Entries from a dataset:
════════
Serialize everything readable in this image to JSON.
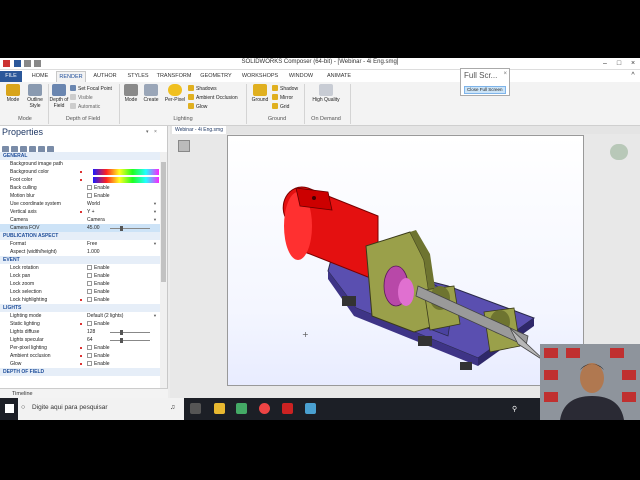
{
  "window": {
    "title": "SOLIDWORKS Composer (64-bit) - [Webinar - 4i Eng.smg]"
  },
  "tabs": [
    "FILE",
    "HOME",
    "RENDER",
    "AUTHOR",
    "STYLES",
    "TRANSFORM",
    "GEOMETRY",
    "WORKSHOPS",
    "WINDOW",
    "ANIMATE"
  ],
  "active_tab": "RENDER",
  "ribbon": {
    "mode_group": {
      "label": "Mode",
      "buttons": [
        "Mode",
        "Outline Style"
      ]
    },
    "dof_group": {
      "label": "Depth of Field",
      "button": "Depth of Field",
      "items": [
        "Set Focal Point",
        "Visible",
        "Automatic"
      ]
    },
    "lighting_group": {
      "label": "Lighting",
      "buttons": [
        "Mode",
        "Create",
        "Per-Pixel"
      ],
      "items": [
        "Shadows",
        "Ambient Occlusion",
        "Glow"
      ]
    },
    "ground_group": {
      "label": "Ground",
      "button": "Ground",
      "items": [
        "Shadow",
        "Mirror",
        "Grid"
      ]
    },
    "ondemand_group": {
      "label": "On Demand",
      "button": "High Quality"
    }
  },
  "fullscreen_popup": {
    "title": "Full Scr...",
    "close": "×",
    "button": "Close Full Screen"
  },
  "properties": {
    "title": "Properties",
    "rows": [
      {
        "type": "section",
        "label": "GENERAL"
      },
      {
        "name": "Background image path",
        "value": ""
      },
      {
        "name": "Background color",
        "value": "",
        "red": true,
        "gradient": true
      },
      {
        "name": "Foot color",
        "value": "",
        "red": true,
        "gradient": true
      },
      {
        "name": "Back culling",
        "value": "Enable",
        "check": true
      },
      {
        "name": "Motion blur",
        "value": "Enable",
        "check": true
      },
      {
        "name": "Use coordinate system",
        "value": "World",
        "dd": true
      },
      {
        "name": "Vertical axis",
        "value": "Y +",
        "red": true,
        "dd": true
      },
      {
        "name": "Camera",
        "value": "Camera",
        "dd": true
      },
      {
        "name": "Camera FOV",
        "value": "45.00",
        "selected": true,
        "slider": true
      },
      {
        "type": "section",
        "label": "PUBLICATION ASPECT"
      },
      {
        "name": "Format",
        "value": "Free",
        "dd": true
      },
      {
        "name": "Aspect (width/height)",
        "value": "1.000"
      },
      {
        "type": "section",
        "label": "EVENT"
      },
      {
        "name": "Lock rotation",
        "value": "Enable",
        "check": true
      },
      {
        "name": "Lock pan",
        "value": "Enable",
        "check": true
      },
      {
        "name": "Lock zoom",
        "value": "Enable",
        "check": true
      },
      {
        "name": "Lock selection",
        "value": "Enable",
        "check": true
      },
      {
        "name": "Lock highlighting",
        "value": "Enable",
        "red": true,
        "check": true
      },
      {
        "type": "section",
        "label": "LIGHTS"
      },
      {
        "name": "Lighting mode",
        "value": "Default (2 lights)",
        "dd": true
      },
      {
        "name": "Static lighting",
        "value": "Enable",
        "red": true,
        "check": true
      },
      {
        "name": "Lights diffuse",
        "value": "128",
        "slider": true
      },
      {
        "name": "Lights specular",
        "value": "64",
        "slider": true
      },
      {
        "name": "Per-pixel lighting",
        "value": "Enable",
        "red": true,
        "check": true
      },
      {
        "name": "Ambient occlusion",
        "value": "Enable",
        "red": true,
        "check": true
      },
      {
        "name": "Glow",
        "value": "Enable",
        "red": true,
        "check": true
      },
      {
        "type": "section",
        "label": "DEPTH OF FIELD"
      }
    ]
  },
  "timeline": {
    "label": "Timeline"
  },
  "viewport": {
    "tab": "Webinar - 4i Eng.smg"
  },
  "taskbar": {
    "search_placeholder": "Digite aqui para pesquisar"
  },
  "colors": {
    "accent": "#2b579a",
    "motor": "#e41010",
    "base": "#5a4fb0",
    "bracket": "#9aa04a"
  }
}
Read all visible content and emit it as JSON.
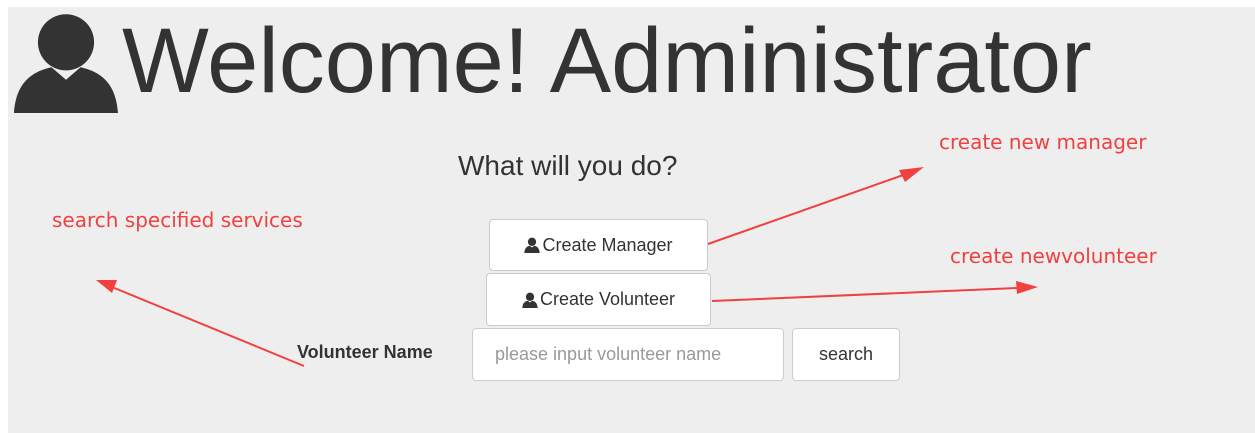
{
  "header": {
    "icon": "user-icon",
    "title": "Welcome! Administrator"
  },
  "prompt": "What will you do?",
  "actions": {
    "create_manager": {
      "label": "Create Manager",
      "icon": "user-icon"
    },
    "create_volunteer": {
      "label": "Create Volunteer",
      "icon": "user-icon"
    }
  },
  "search": {
    "label": "Volunteer Name",
    "placeholder": "please input volunteer name",
    "value": "",
    "button_label": "search"
  },
  "annotations": {
    "create_manager": "create new manager",
    "create_volunteer": "create newvolunteer",
    "search": "search specified services",
    "color": "#f04040"
  }
}
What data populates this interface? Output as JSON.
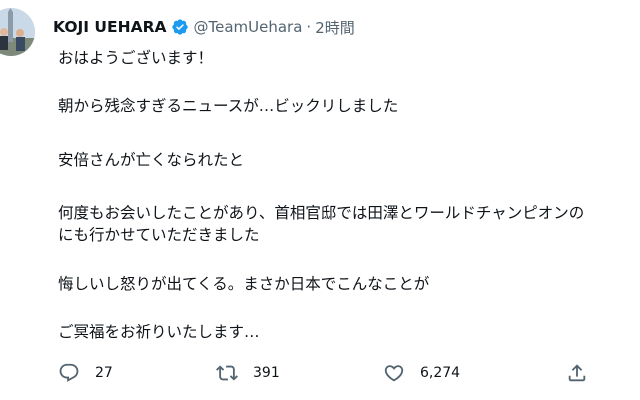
{
  "tweet": {
    "display_name": "KOJI UEHARA",
    "handle": "@TeamUehara",
    "separator": "·",
    "time": "2時間",
    "lines": [
      "おはようございます！",
      "朝から残念すぎるニュースが…ビックリしました",
      "安倍さんが亡くなられたと",
      "何度もお会いしたことがあり、首相官邸では田澤とワールドチャンピオンの",
      "にも行かせていただきました",
      "悔しいし怒りが出てくる。まさか日本でこんなことが",
      "ご冥福をお祈りいたします…"
    ]
  },
  "actions": {
    "reply_count": "27",
    "retweet_count": "391",
    "like_count": "6,274"
  },
  "icons": {
    "verified": "verified-badge-icon",
    "reply": "reply-icon",
    "retweet": "retweet-icon",
    "like": "heart-icon",
    "share": "share-icon"
  },
  "colors": {
    "verified": "#1d9bf0",
    "text": "#0f1419",
    "secondary": "#536471"
  }
}
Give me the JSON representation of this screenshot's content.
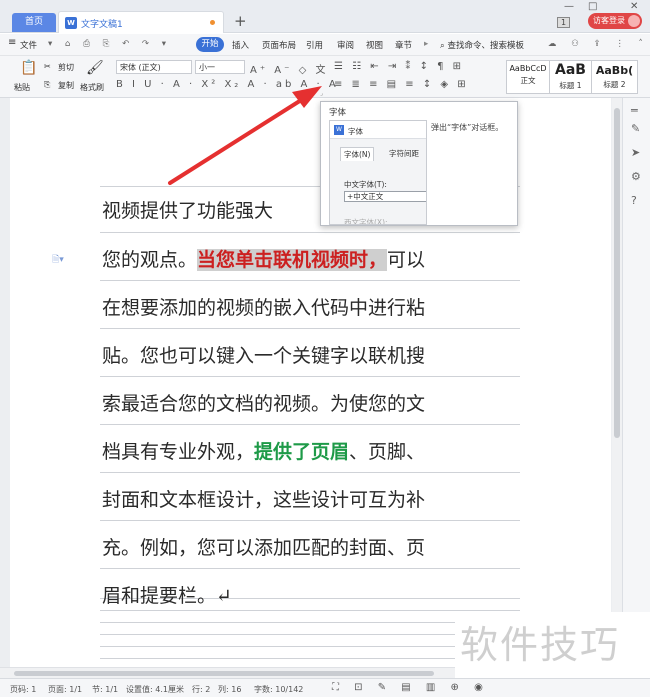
{
  "tabs": {
    "home": "首页",
    "document": "文字文稿1",
    "new_tab": "+"
  },
  "topright": {
    "badge": "1",
    "login": "访客登录",
    "minimize": "—",
    "maximize": "□",
    "close": "✕"
  },
  "menubar": {
    "file": "文件",
    "items": [
      "开始",
      "插入",
      "页面布局",
      "引用",
      "审阅",
      "视图",
      "章节"
    ],
    "search": "查找命令、搜索模板"
  },
  "ribbon": {
    "paste": "粘贴",
    "cut": "剪切",
    "copy": "复制",
    "format_painter": "格式刷",
    "font_name": "宋体 (正文)",
    "font_size": "小一",
    "styles": [
      {
        "preview": "AaBbCcD",
        "name": "正文"
      },
      {
        "preview": "AaB",
        "name": "标题 1"
      },
      {
        "preview": "AaBb(",
        "name": "标题 2"
      }
    ]
  },
  "document": {
    "line1": "视频提供了功能强大",
    "line2_pre": "您的观点。",
    "line2_red": "当您单击联机视频时，",
    "line2_post": "可以",
    "line3": "在想要添加的视频的嵌入代码中进行粘",
    "line4": "贴。您也可以键入一个关键字以联机搜",
    "line5": "索最适合您的文档的视频。为使您的文",
    "line6_pre": "档具有专业外观，",
    "line6_green": "提供了页眉",
    "line6_post": "、页脚、",
    "line7": "封面和文本框设计，这些设计可互为补",
    "line8": "充。例如，您可以添加匹配的封面、页",
    "line9": "眉和提要栏。↵"
  },
  "tooltip": {
    "title": "字体",
    "description": "弹出“字体”对话框。",
    "mini_title": "字体",
    "tab_font": "字体(N)",
    "tab_spacing": "字符间距",
    "cn_font_label": "中文字体(T):",
    "cn_font_value": "+中文正文",
    "en_font_label": "西文字体(X):"
  },
  "statusbar": {
    "page_num": "页码: 1",
    "pages": "页面: 1/1",
    "section": "节: 1/1",
    "setting": "设置值: 4.1厘米",
    "row": "行: 2",
    "col": "列: 16",
    "words": "字数: 10/142"
  },
  "watermark": "软件技巧",
  "colors": {
    "accent": "#3a71d6",
    "highlight_red": "#cc2020",
    "highlight_green": "#1e9a48",
    "arrow": "#e53030"
  }
}
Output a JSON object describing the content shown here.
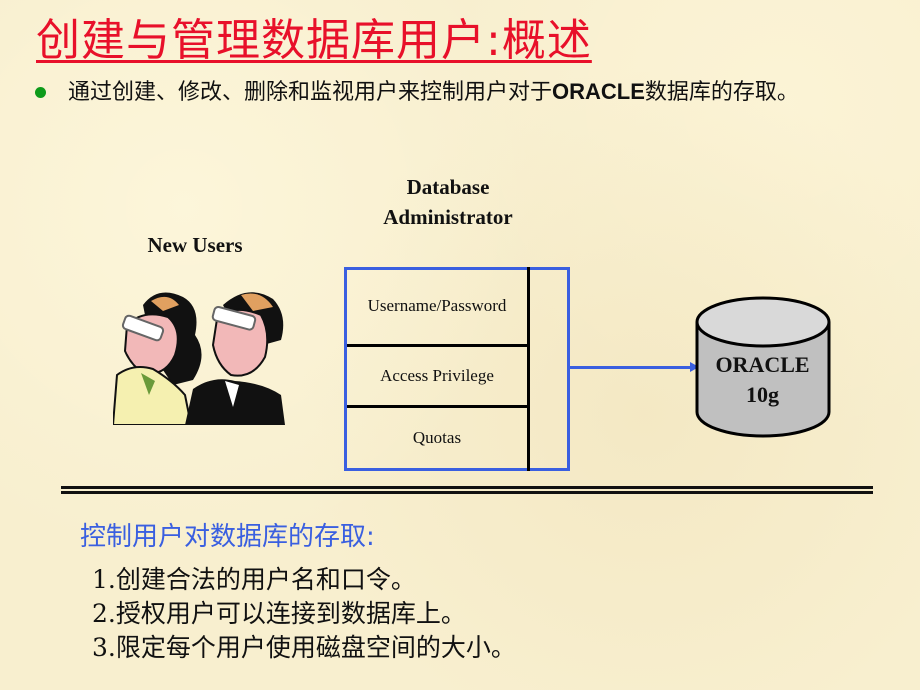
{
  "slide": {
    "title": "创建与管理数据库用户:概述",
    "bullet": {
      "prefix": "通过创建、修改、删除和监视用户来控制用户对于",
      "bold": "ORACLE",
      "suffix": "数据库的存取。"
    },
    "colors": {
      "title": "#e8102a",
      "bullet_dot": "#0d9b1a",
      "accent_blue": "#3a5fe0",
      "background": "#f8efcf"
    }
  },
  "diagram": {
    "users_label": "New Users",
    "users_image": "two-people-with-glasses-illustration",
    "dba_label_line1": "Database",
    "dba_label_line2": "Administrator",
    "admin_items": [
      "Username/Password",
      "Access Privilege",
      "Quotas"
    ],
    "database": {
      "line1": "ORACLE",
      "line2": "10g",
      "icon": "database-cylinder-icon"
    }
  },
  "summary": {
    "heading": "控制用户对数据库的存取:",
    "items": [
      "1.创建合法的用户名和口令。",
      "2.授权用户可以连接到数据库上。",
      "3.限定每个用户使用磁盘空间的大小。"
    ]
  }
}
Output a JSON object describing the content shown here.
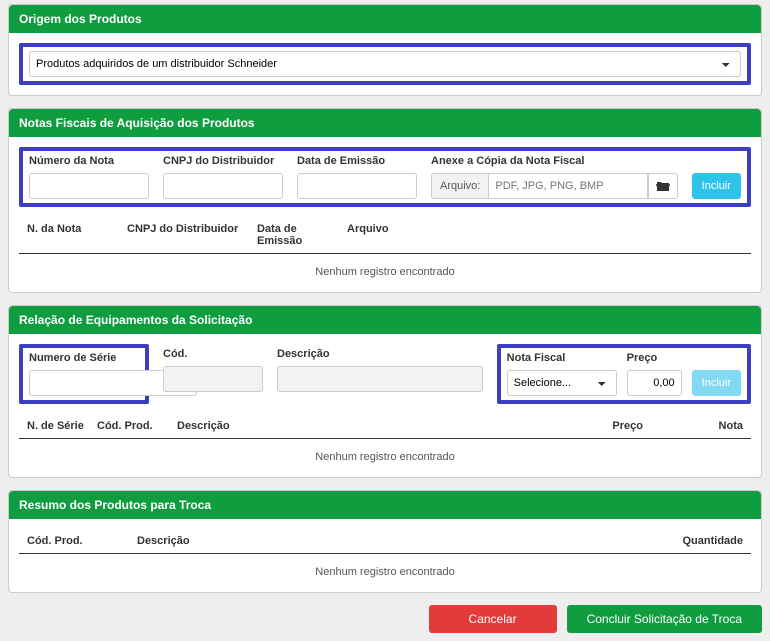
{
  "origin": {
    "title": "Origem dos Produtos",
    "select_value": "Produtos adquiridos de um distribuidor Schneider"
  },
  "invoices": {
    "title": "Notas Fiscais de Aquisição dos Produtos",
    "numero_label": "Número da Nota",
    "cnpj_label": "CNPJ do Distribuidor",
    "data_label": "Data de Emissão",
    "anexo_label": "Anexe a Cópia da Nota Fiscal",
    "arquivo_label": "Arquivo:",
    "file_placeholder": "PDF, JPG, PNG, BMP",
    "incluir": "Incluir",
    "col_nota": "N. da Nota",
    "col_cnpj": "CNPJ do Distribuidor",
    "col_data": "Data de Emissão",
    "col_arquivo": "Arquivo",
    "empty": "Nenhum registro encontrado"
  },
  "equipment": {
    "title": "Relação de Equipamentos da Solicitação",
    "serie_label": "Numero de Série",
    "cod_label": "Cód.",
    "desc_label": "Descrição",
    "nf_label": "Nota Fiscal",
    "nf_value": "Selecione...",
    "preco_label": "Preço",
    "preco_value": "0,00",
    "incluir": "Incluir",
    "col_serie": "N. de Série",
    "col_cod": "Cód. Prod.",
    "col_desc": "Descrição",
    "col_preco": "Preço",
    "col_nota": "Nota",
    "empty": "Nenhum registro encontrado"
  },
  "summary": {
    "title": "Resumo dos Produtos para Troca",
    "col_cod": "Cód. Prod.",
    "col_desc": "Descrição",
    "col_qtd": "Quantidade",
    "empty": "Nenhum registro encontrado"
  },
  "footer": {
    "cancel": "Cancelar",
    "submit": "Concluir Solicitação de Troca"
  }
}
════════
What the exercise asks: Each line containing the word "Série" counts once; report the total alone.

The answer: 2